▼

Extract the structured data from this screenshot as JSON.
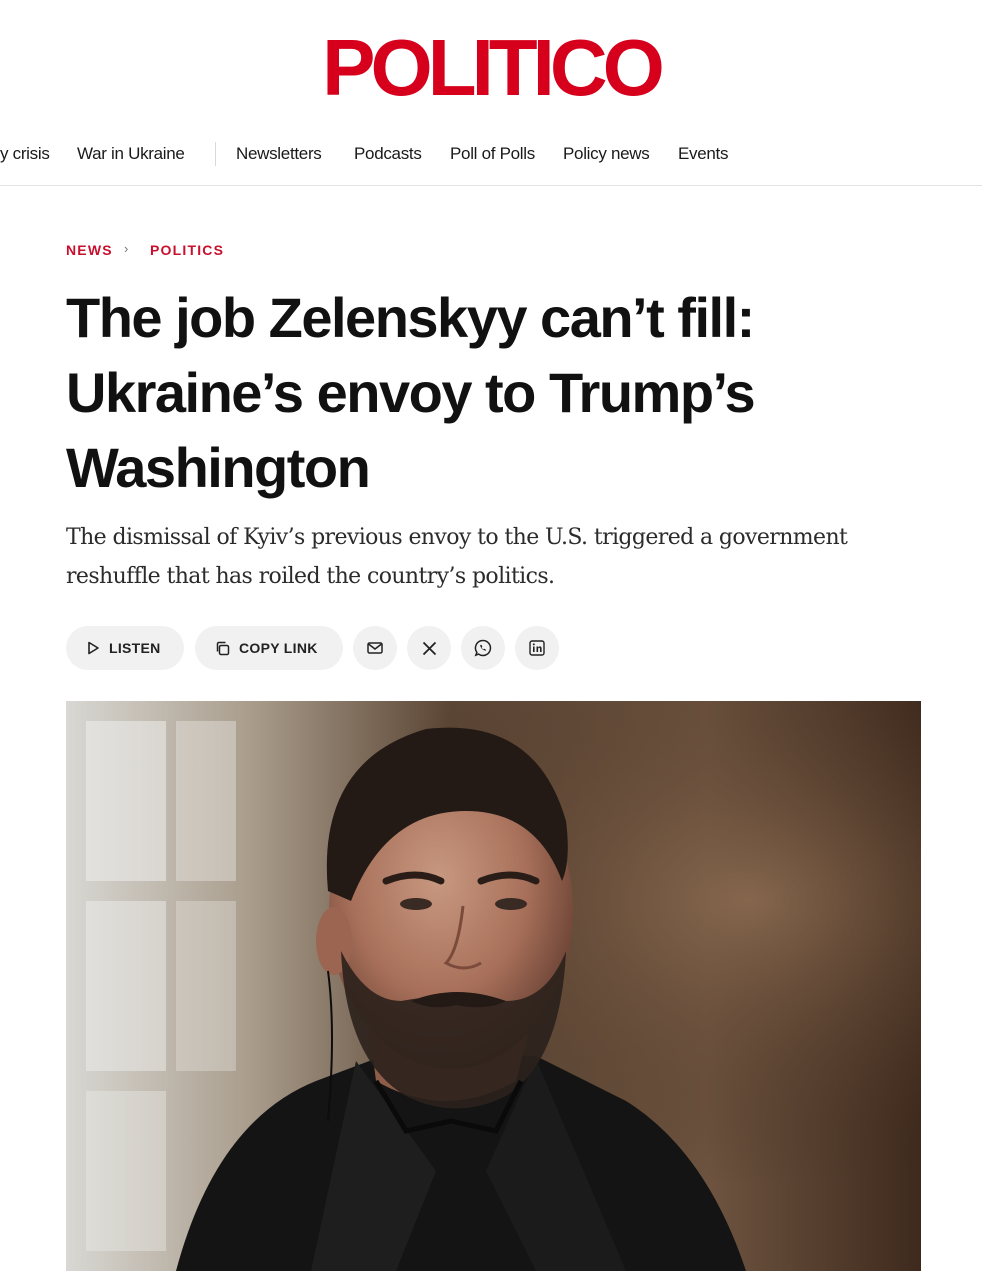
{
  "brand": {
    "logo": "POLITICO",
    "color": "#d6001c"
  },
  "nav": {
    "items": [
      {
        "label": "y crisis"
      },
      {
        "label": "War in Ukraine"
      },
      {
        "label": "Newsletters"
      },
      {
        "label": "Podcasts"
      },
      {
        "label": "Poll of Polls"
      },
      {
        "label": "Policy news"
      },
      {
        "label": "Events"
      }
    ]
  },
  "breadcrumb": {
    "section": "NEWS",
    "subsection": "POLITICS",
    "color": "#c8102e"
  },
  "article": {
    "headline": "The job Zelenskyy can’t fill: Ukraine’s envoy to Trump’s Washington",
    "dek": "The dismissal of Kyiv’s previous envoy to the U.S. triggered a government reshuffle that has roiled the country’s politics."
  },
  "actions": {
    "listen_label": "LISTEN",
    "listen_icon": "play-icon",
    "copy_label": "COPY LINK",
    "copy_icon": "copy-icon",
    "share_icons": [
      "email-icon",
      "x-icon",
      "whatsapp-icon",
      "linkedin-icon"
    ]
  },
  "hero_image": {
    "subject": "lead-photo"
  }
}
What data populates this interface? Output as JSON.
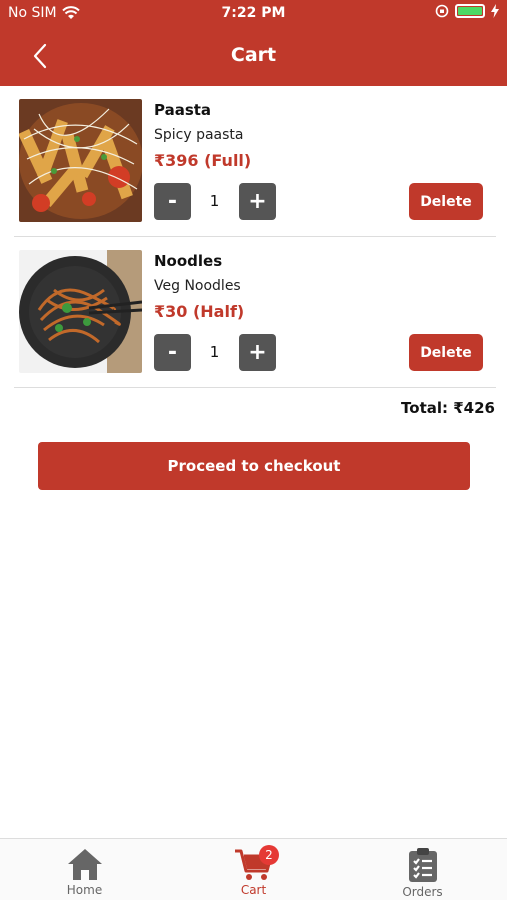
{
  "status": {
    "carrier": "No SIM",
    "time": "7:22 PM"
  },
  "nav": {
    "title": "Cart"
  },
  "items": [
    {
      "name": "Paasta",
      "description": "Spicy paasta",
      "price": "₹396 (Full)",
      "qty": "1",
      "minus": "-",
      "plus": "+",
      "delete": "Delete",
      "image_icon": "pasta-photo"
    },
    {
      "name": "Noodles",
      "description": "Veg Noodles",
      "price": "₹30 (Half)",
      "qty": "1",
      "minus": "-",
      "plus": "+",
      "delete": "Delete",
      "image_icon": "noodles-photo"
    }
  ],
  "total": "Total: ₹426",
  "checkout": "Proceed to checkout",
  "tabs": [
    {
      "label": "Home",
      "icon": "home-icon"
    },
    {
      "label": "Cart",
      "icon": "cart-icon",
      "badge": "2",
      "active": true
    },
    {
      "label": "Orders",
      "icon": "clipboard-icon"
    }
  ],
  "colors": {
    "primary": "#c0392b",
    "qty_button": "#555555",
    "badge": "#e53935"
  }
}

▲

* **AIM OF THE TASK**:
Copy all lines above containing the string "description".

* **ANSWER TO THIS TASK**:
      "description": "Spicy paasta",
      "description": "Veg Noodles",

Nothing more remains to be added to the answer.